SHORT TASK -
Return all lines below containing the word "Nations".

— START —

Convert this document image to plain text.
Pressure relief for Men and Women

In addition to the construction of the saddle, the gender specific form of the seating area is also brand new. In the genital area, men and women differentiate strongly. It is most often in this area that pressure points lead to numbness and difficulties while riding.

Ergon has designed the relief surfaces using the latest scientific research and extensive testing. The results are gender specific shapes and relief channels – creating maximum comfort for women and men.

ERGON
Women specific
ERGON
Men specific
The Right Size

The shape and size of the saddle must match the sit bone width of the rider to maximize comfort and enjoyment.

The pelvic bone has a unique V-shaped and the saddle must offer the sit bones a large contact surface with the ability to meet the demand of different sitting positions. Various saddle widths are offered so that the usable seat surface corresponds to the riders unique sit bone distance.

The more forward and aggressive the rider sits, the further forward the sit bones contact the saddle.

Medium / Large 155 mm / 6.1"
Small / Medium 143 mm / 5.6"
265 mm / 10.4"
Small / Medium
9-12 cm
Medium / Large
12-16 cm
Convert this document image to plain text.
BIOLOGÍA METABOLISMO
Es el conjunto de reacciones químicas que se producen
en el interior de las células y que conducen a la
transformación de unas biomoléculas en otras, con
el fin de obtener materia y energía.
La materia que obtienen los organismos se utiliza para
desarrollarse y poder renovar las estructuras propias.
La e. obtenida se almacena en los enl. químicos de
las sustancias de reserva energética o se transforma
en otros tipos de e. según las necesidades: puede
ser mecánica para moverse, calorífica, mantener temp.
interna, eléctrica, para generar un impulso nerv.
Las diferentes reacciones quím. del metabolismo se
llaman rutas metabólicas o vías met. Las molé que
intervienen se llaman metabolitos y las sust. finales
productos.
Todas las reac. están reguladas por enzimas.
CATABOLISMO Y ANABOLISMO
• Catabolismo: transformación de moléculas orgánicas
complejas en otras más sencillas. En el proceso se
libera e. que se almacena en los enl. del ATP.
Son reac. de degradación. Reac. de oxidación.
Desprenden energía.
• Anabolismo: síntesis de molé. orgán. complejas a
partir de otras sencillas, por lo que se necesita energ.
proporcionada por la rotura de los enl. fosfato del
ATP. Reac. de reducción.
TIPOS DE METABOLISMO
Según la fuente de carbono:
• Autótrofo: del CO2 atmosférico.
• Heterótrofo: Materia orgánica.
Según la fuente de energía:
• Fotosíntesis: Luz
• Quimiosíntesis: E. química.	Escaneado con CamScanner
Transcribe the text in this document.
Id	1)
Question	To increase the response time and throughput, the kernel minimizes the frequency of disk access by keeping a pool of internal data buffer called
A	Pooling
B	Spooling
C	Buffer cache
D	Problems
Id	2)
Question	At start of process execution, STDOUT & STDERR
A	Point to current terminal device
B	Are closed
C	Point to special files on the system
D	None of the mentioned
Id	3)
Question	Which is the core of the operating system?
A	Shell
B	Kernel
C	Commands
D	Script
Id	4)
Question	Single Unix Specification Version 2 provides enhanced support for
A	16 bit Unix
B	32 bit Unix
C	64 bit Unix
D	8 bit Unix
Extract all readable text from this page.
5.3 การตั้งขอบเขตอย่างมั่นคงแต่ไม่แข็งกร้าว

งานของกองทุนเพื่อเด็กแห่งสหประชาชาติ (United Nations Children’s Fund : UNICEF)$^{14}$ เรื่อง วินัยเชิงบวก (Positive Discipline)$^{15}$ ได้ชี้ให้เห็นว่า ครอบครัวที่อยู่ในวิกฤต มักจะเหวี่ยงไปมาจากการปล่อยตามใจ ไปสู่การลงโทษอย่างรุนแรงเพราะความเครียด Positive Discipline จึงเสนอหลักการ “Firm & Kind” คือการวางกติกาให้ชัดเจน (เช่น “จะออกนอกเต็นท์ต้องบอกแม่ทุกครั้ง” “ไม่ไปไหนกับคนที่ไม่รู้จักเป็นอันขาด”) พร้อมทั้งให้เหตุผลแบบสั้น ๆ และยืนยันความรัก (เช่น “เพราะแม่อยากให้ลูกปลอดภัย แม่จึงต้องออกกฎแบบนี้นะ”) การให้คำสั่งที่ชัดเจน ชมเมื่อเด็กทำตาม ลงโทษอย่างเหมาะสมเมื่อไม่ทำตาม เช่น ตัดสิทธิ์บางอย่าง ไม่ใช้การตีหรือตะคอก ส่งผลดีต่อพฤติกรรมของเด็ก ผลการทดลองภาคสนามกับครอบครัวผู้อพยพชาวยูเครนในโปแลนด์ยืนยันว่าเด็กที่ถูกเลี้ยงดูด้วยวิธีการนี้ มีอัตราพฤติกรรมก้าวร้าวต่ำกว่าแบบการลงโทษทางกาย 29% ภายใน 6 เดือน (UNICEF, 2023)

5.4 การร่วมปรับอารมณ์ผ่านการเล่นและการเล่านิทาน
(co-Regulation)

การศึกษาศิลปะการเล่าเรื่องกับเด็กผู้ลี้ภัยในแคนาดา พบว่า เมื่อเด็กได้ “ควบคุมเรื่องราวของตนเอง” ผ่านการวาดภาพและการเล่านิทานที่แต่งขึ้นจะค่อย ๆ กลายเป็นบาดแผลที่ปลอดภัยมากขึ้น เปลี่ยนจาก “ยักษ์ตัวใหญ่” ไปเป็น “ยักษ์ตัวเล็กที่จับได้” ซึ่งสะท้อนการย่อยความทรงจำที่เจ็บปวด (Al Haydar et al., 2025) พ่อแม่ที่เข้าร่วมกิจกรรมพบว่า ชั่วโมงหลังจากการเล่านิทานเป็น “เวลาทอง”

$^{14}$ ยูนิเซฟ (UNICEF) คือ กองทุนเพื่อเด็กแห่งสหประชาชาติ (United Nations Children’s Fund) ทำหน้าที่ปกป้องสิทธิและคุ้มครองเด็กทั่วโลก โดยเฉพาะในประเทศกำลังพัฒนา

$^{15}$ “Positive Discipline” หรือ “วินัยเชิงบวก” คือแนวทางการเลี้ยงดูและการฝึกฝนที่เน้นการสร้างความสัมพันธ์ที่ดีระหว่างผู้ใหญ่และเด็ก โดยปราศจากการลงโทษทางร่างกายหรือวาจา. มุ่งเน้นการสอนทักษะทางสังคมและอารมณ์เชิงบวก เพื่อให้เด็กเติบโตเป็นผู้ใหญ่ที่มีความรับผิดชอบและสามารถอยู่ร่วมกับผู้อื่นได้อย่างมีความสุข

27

— END —

EXERCISE OUTPUT -
งานของกองทุนเพื่อเด็กแห่งสหประชาชาติ (United Nations Children’s Fund : UNICEF)$^{14}$ เรื่อง วินัยเชิงบวก (Positive Discipline)$^{15}$ ได้ชี้ให้เห็นว่า ครอบครัวที่อยู่ในวิกฤต มักจะเหวี่ยงไปมาจากการปล่อยตามใจ ไปสู่การลงโทษอย่างรุนแรงเพราะความเครียด Positive Discipline จึงเสนอหลักการ “Firm & Kind” คือการวางกติกาให้ชัดเจน (เช่น “จะออกนอกเต็นท์ต้องบอกแม่ทุกครั้ง” “ไม่ไปไหนกับคนที่ไม่รู้จักเป็นอันขาด”) พร้อมทั้งให้เหตุผลแบบสั้น ๆ และยืนยันความรัก (เช่น “เพราะแม่อยากให้ลูกปลอดภัย แม่จึงต้องออกกฎแบบนี้นะ”) การให้คำสั่งที่ชัดเจน ชมเมื่อเด็กทำตาม ลงโทษอย่างเหมาะสมเมื่อไม่ทำตาม เช่น ตัดสิทธิ์บางอย่าง ไม่ใช้การตีหรือตะคอก ส่งผลดีต่อพฤติกรรมของเด็ก ผลการทดลองภาคสนามกับครอบครัวผู้อพยพชาวยูเครนในโปแลนด์ยืนยันว่าเด็กที่ถูกเลี้ยงดูด้วยวิธีการนี้ มีอัตราพฤติกรรมก้าวร้าวต่ำกว่าแบบการลงโทษทางกาย 29% ภายใน 6 เดือน (UNICEF, 2023)
$^{14}$ ยูนิเซฟ (UNICEF) คือ กองทุนเพื่อเด็กแห่งสหประชาชาติ (United Nations Children’s Fund) ทำหน้าที่ปกป้องสิทธิและคุ้มครองเด็กทั่วโลก โดยเฉพาะในประเทศกำลังพัฒนา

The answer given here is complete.